§ **TASK DESCRIPTION**
Every line in the data below that has the word "appropriate" should be returned.
(EXCERPTED DATA Opens)
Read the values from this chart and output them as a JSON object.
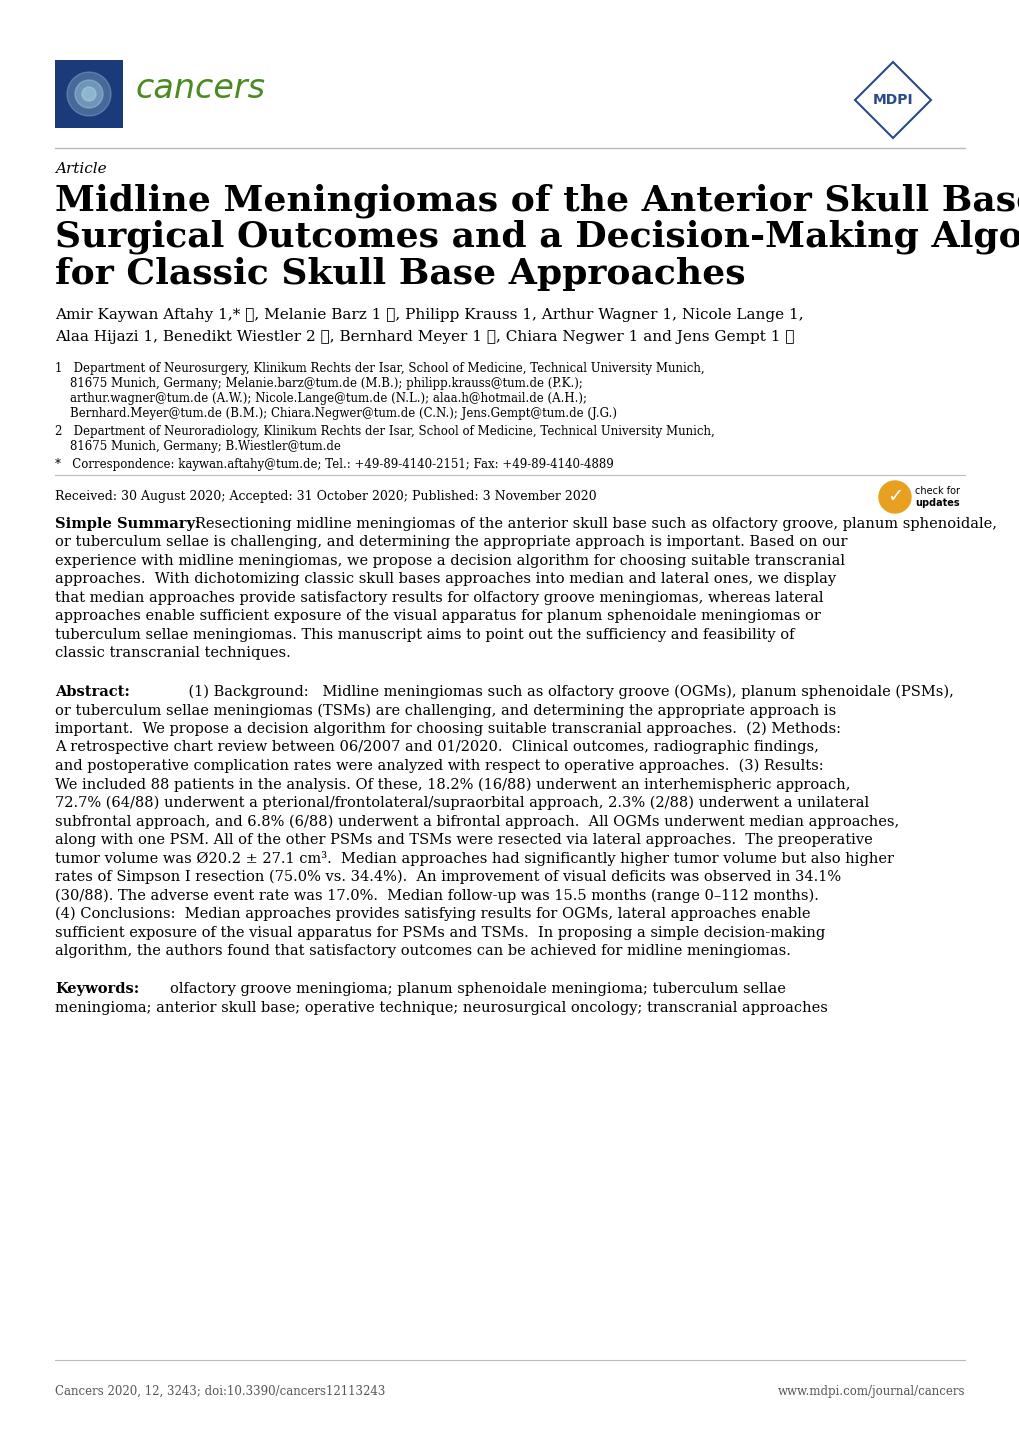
{
  "title_article": "Article",
  "title_line1": "Midline Meningiomas of the Anterior Skull Base:",
  "title_line2": "Surgical Outcomes and a Decision-Making Algorithm",
  "title_line3": "for Classic Skull Base Approaches",
  "authors_line1": "Amir Kaywan Aftahy 1,* ⓘ, Melanie Barz 1 ⓘ, Philipp Krauss 1, Arthur Wagner 1, Nicole Lange 1,",
  "authors_line2": "Alaa Hijazi 1, Benedikt Wiestler 2 ⓘ, Bernhard Meyer 1 ⓘ, Chiara Negwer 1 and Jens Gempt 1 ⓘ",
  "affil1_line1": "1   Department of Neurosurgery, Klinikum Rechts der Isar, School of Medicine, Technical University Munich,",
  "affil1_line2": "    81675 Munich, Germany; Melanie.barz@tum.de (M.B.); philipp.krauss@tum.de (P.K.);",
  "affil1_line3": "    arthur.wagner@tum.de (A.W.); Nicole.Lange@tum.de (N.L.); alaa.h@hotmail.de (A.H.);",
  "affil1_line4": "    Bernhard.Meyer@tum.de (B.M.); Chiara.Negwer@tum.de (C.N.); Jens.Gempt@tum.de (J.G.)",
  "affil2_line1": "2   Department of Neuroradiology, Klinikum Rechts der Isar, School of Medicine, Technical University Munich,",
  "affil2_line2": "    81675 Munich, Germany; B.Wiestler@tum.de",
  "affil3": "*   Correspondence: kaywan.aftahy@tum.de; Tel.: +49-89-4140-2151; Fax: +49-89-4140-4889",
  "received": "Received: 30 August 2020; Accepted: 31 October 2020; Published: 3 November 2020",
  "simple_summary_label": "Simple Summary:",
  "simple_summary_lines": [
    "Resectioning midline meningiomas of the anterior skull base such as olfactory groove, planum sphenoidale,",
    "or tuberculum sellae is challenging, and determining the appropriate approach is important. Based on our",
    "experience with midline meningiomas, we propose a decision algorithm for choosing suitable transcranial",
    "approaches.  With dichotomizing classic skull bases approaches into median and lateral ones, we display",
    "that median approaches provide satisfactory results for olfactory groove meningiomas, whereas lateral",
    "approaches enable sufficient exposure of the visual apparatus for planum sphenoidale meningiomas or",
    "tuberculum sellae meningiomas. This manuscript aims to point out the sufficiency and feasibility of",
    "classic transcranial techniques."
  ],
  "abstract_label": "Abstract:",
  "abstract_lines": [
    "    (1) Background:   Midline meningiomas such as olfactory groove (OGMs), planum sphenoidale (PSMs),",
    "or tuberculum sellae meningiomas (TSMs) are challenging, and determining the appropriate approach is",
    "important.  We propose a decision algorithm for choosing suitable transcranial approaches.  (2) Methods:",
    "A retrospective chart review between 06/2007 and 01/2020.  Clinical outcomes, radiographic findings,",
    "and postoperative complication rates were analyzed with respect to operative approaches.  (3) Results:",
    "We included 88 patients in the analysis. Of these, 18.2% (16/88) underwent an interhemispheric approach,",
    "72.7% (64/88) underwent a pterional/frontolateral/supraorbital approach, 2.3% (2/88) underwent a unilateral",
    "subfrontal approach, and 6.8% (6/88) underwent a bifrontal approach.  All OGMs underwent median approaches,",
    "along with one PSM. All of the other PSMs and TSMs were resected via lateral approaches.  The preoperative",
    "tumor volume was Ø20.2 ± 27.1 cm³.  Median approaches had significantly higher tumor volume but also higher",
    "rates of Simpson I resection (75.0% vs. 34.4%).  An improvement of visual deficits was observed in 34.1%",
    "(30/88). The adverse event rate was 17.0%.  Median follow-up was 15.5 months (range 0–112 months).",
    "(4) Conclusions:  Median approaches provides satisfying results for OGMs, lateral approaches enable",
    "sufficient exposure of the visual apparatus for PSMs and TSMs.  In proposing a simple decision-making",
    "algorithm, the authors found that satisfactory outcomes can be achieved for midline meningiomas."
  ],
  "keywords_label": "Keywords:",
  "keywords_line1": "olfactory groove meningioma; planum sphenoidale meningioma; tuberculum sellae",
  "keywords_line2": "meningioma; anterior skull base; operative technique; neurosurgical oncology; transcranial approaches",
  "footer_left": "Cancers 2020, 12, 3243; doi:10.3390/cancers12113243",
  "footer_right": "www.mdpi.com/journal/cancers",
  "bg_color": "#ffffff",
  "cancers_logo_color": "#1a3a7a",
  "cancers_text_color": "#4a8a20",
  "mdpi_color": "#2a4a8a",
  "line_color": "#bbbbbb",
  "gray_text": "#555555"
}
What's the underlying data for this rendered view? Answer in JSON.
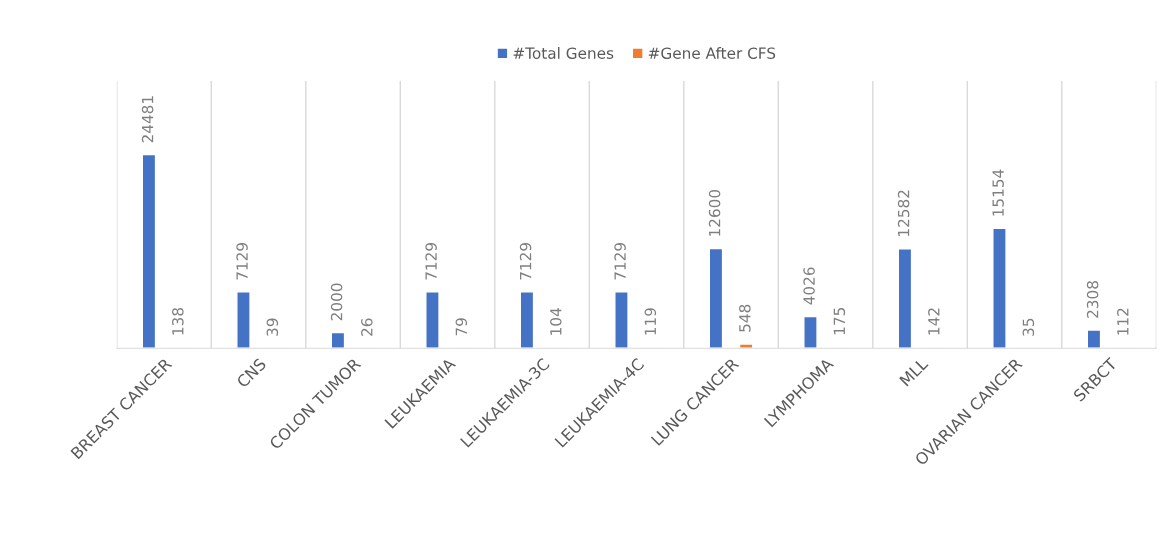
{
  "chart_data": {
    "type": "bar",
    "categories": [
      "BREAST CANCER",
      "CNS",
      "COLON TUMOR",
      "LEUKAEMIA",
      "LEUKAEMIA-3C",
      "LEUKAEMIA-4C",
      "LUNG CANCER",
      "LYMPHOMA",
      "MLL",
      "OVARIAN CANCER",
      "SRBCT"
    ],
    "series": [
      {
        "name": "#Total Genes",
        "color": "#4472c4",
        "values": [
          24481,
          7129,
          2000,
          7129,
          7129,
          7129,
          12600,
          4026,
          12582,
          15154,
          2308
        ]
      },
      {
        "name": "#Gene After CFS",
        "color": "#ed7d31",
        "values": [
          138,
          39,
          26,
          79,
          104,
          119,
          548,
          175,
          142,
          35,
          112
        ]
      }
    ],
    "data_labels": true,
    "grid": "x",
    "legend": "top"
  }
}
(EXCERPTED DATA Closes)
§ **EXPECTED ANSWER**
    "or tuberculum sellae is challenging, and determining the appropriate approach is important. Based on our",
    "or tuberculum sellae meningiomas (TSMs) are challenging, and determining the appropriate approach is",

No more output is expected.